* _Request_
Below is a listing; reproduce each line of it exactly.

⁂

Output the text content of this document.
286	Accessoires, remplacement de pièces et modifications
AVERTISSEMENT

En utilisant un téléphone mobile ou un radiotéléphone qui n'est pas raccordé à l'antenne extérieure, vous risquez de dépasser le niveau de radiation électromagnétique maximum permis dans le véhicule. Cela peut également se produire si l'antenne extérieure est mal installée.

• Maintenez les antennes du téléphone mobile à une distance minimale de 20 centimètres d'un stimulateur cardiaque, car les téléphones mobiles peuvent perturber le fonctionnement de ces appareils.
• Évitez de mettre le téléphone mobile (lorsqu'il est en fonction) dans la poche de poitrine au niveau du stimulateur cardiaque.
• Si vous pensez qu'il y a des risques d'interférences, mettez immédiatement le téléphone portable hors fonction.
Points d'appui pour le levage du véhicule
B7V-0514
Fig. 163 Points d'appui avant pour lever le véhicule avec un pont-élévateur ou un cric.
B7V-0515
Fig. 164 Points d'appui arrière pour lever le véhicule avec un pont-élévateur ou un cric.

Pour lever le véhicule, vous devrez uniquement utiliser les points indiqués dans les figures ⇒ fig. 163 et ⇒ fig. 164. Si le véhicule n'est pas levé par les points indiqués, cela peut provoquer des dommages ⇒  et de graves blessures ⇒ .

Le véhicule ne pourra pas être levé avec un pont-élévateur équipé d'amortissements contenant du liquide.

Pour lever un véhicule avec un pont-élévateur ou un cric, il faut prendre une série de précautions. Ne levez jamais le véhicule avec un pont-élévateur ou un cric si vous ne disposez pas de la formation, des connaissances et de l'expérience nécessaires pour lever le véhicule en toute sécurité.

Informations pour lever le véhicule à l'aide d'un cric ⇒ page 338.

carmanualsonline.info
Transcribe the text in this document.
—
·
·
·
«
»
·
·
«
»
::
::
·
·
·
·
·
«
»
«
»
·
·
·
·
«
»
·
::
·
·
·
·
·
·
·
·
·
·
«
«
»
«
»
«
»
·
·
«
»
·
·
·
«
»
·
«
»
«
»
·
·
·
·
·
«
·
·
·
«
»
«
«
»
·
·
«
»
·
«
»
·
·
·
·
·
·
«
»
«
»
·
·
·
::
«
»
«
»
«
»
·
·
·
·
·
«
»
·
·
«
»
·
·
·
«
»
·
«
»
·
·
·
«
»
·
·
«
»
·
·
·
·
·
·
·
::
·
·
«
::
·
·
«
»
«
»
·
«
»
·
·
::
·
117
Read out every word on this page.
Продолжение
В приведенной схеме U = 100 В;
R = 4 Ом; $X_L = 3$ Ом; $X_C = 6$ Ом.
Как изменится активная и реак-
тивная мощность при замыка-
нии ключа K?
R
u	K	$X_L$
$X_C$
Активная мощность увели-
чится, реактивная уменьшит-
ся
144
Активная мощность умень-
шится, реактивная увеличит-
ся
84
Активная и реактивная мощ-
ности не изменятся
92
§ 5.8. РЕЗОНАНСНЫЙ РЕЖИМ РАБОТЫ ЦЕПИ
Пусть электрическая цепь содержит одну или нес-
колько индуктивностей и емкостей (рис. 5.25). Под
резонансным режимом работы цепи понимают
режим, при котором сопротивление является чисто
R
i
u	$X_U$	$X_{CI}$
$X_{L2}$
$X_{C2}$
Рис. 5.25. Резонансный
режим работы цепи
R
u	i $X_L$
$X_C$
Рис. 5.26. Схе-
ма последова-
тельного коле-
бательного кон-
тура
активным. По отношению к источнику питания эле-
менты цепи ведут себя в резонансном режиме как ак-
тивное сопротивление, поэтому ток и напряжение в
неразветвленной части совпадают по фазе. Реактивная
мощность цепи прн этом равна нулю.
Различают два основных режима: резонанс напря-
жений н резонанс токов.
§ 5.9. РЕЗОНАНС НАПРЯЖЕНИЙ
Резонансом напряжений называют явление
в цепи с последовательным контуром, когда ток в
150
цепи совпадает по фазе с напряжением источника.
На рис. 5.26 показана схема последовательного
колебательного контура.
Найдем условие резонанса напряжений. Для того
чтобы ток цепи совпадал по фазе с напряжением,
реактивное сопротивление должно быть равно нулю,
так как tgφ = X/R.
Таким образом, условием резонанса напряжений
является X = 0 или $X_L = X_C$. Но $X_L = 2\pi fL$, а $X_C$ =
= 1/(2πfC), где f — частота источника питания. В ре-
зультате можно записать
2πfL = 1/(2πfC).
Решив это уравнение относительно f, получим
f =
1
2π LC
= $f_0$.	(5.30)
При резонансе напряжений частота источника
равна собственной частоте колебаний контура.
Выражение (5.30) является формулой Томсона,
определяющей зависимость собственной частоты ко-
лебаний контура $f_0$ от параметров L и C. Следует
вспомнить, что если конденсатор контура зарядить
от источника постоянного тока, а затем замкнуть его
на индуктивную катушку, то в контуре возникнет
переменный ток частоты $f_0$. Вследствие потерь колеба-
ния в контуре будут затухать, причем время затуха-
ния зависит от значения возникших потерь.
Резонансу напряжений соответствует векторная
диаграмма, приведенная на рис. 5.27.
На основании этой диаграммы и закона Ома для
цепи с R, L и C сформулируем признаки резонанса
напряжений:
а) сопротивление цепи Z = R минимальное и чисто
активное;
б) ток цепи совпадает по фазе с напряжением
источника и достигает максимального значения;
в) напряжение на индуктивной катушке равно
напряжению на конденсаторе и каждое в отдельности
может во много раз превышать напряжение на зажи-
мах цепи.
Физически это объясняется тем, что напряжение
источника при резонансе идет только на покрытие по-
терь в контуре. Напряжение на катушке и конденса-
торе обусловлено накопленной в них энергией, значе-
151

⁂

* _Output of the exercise_
Output the text content of this document.
286	Accessoires, remplacement de pièces et modifications
AVERTISSEMENT

En utilisant un téléphone mobile ou un radiotéléphone qui n'est pas raccordé à l'antenne extérieure, vous risquez de dépasser le niveau de radiation électromagnétique maximum permis dans le véhicule. Cela peut également se produire si l'antenne extérieure est mal installée.

• Maintenez les antennes du téléphone mobile à une distance minimale de 20 centimètres d'un stimulateur cardiaque, car les téléphones mobiles peuvent perturber le fonctionnement de ces appareils.
• Évitez de mettre le téléphone mobile (lorsqu'il est en fonction) dans la poche de poitrine au niveau du stimulateur cardiaque.
• Si vous pensez qu'il y a des risques d'interférences, mettez immédiatement le téléphone portable hors fonction.
Points d'appui pour le levage du véhicule
B7V-0514
Fig. 163 Points d'appui avant pour lever le véhicule avec un pont-élévateur ou un cric.
B7V-0515
Fig. 164 Points d'appui arrière pour lever le véhicule avec un pont-élévateur ou un cric.

Pour lever le véhicule, vous devrez uniquement utiliser les points indiqués dans les figures ⇒ fig. 163 et ⇒ fig. 164. Si le véhicule n'est pas levé par les points indiqués, cela peut provoquer des dommages ⇒  et de graves blessures ⇒ .

Le véhicule ne pourra pas être levé avec un pont-élévateur équipé d'amortissements contenant du liquide.

Pour lever un véhicule avec un pont-élévateur ou un cric, il faut prendre une série de précautions. Ne levez jamais le véhicule avec un pont-élévateur ou un cric si vous ne disposez pas de la formation, des connaissances et de l'expérience nécessaires pour lever le véhicule en toute sécurité.

Informations pour lever le véhicule à l'aide d'un cric ⇒ page 338.

carmanualsonline.info
Transcribe the text in this document.
—
·
·
·
«
»
·
·
«
»
::
::
·
·
·
·
·
«
»
«
»
·
·
·
·
«
»
·
::
·
·
·
·
·
·
·
·
·
·
«
«
»
«
»
«
»
·
·
«
»
·
·
·
«
»
·
«
»
«
»
·
·
·
·
·
«
·
·
·
«
»
«
«
»
·
·
«
»
·
«
»
·
·
·
·
·
·
«
»
«
»
·
·
·
::
«
»
«
»
«
»
·
·
·
·
·
«
»
·
·
«
»
·
·
·
«
»
·
«
»
·
·
·
«
»
·
·
«
»
·
·
·
·
·
·
·
::
·
·
«
::
·
·
«
»
«
»
·
«
»
·
·
::
·
117
Read out every word on this page.
Продолжение
В приведенной схеме U = 100 В;
R = 4 Ом; $X_L = 3$ Ом; $X_C = 6$ Ом.
Как изменится активная и реак-
тивная мощность при замыка-
нии ключа K?
R
u	K	$X_L$
$X_C$
Активная мощность увели-
чится, реактивная уменьшит-
ся
144
Активная мощность умень-
шится, реактивная увеличит-
ся
84
Активная и реактивная мощ-
ности не изменятся
92
§ 5.8. РЕЗОНАНСНЫЙ РЕЖИМ РАБОТЫ ЦЕПИ
Пусть электрическая цепь содержит одну или нес-
колько индуктивностей и емкостей (рис. 5.25). Под
резонансным режимом работы цепи понимают
режим, при котором сопротивление является чисто
R
i
u	$X_U$	$X_{CI}$
$X_{L2}$
$X_{C2}$
Рис. 5.25. Резонансный
режим работы цепи
R
u	i $X_L$
$X_C$
Рис. 5.26. Схе-
ма последова-
тельного коле-
бательного кон-
тура
активным. По отношению к источнику питания эле-
менты цепи ведут себя в резонансном режиме как ак-
тивное сопротивление, поэтому ток и напряжение в
неразветвленной части совпадают по фазе. Реактивная
мощность цепи прн этом равна нулю.
Различают два основных режима: резонанс напря-
жений н резонанс токов.
§ 5.9. РЕЗОНАНС НАПРЯЖЕНИЙ
Резонансом напряжений называют явление
в цепи с последовательным контуром, когда ток в
150
цепи совпадает по фазе с напряжением источника.
На рис. 5.26 показана схема последовательного
колебательного контура.
Найдем условие резонанса напряжений. Для того
чтобы ток цепи совпадал по фазе с напряжением,
реактивное сопротивление должно быть равно нулю,
так как tgφ = X/R.
Таким образом, условием резонанса напряжений
является X = 0 или $X_L = X_C$. Но $X_L = 2\pi fL$, а $X_C$ =
= 1/(2πfC), где f — частота источника питания. В ре-
зультате можно записать
2πfL = 1/(2πfC).
Решив это уравнение относительно f, получим
f =
1
2π LC
= $f_0$.	(5.30)
При резонансе напряжений частота источника
равна собственной частоте колебаний контура.
Выражение (5.30) является формулой Томсона,
определяющей зависимость собственной частоты ко-
лебаний контура $f_0$ от параметров L и C. Следует
вспомнить, что если конденсатор контура зарядить
от источника постоянного тока, а затем замкнуть его
на индуктивную катушку, то в контуре возникнет
переменный ток частоты $f_0$. Вследствие потерь колеба-
ния в контуре будут затухать, причем время затуха-
ния зависит от значения возникших потерь.
Резонансу напряжений соответствует векторная
диаграмма, приведенная на рис. 5.27.
На основании этой диаграммы и закона Ома для
цепи с R, L и C сформулируем признаки резонанса
напряжений:
а) сопротивление цепи Z = R минимальное и чисто
активное;
б) ток цепи совпадает по фазе с напряжением
источника и достигает максимального значения;
в) напряжение на индуктивной катушке равно
напряжению на конденсаторе и каждое в отдельности
может во много раз превышать напряжение на зажи-
мах цепи.
Физически это объясняется тем, что напряжение
источника при резонансе идет только на покрытие по-
терь в контуре. Напряжение на катушке и конденса-
торе обусловлено накопленной в них энергией, значе-
151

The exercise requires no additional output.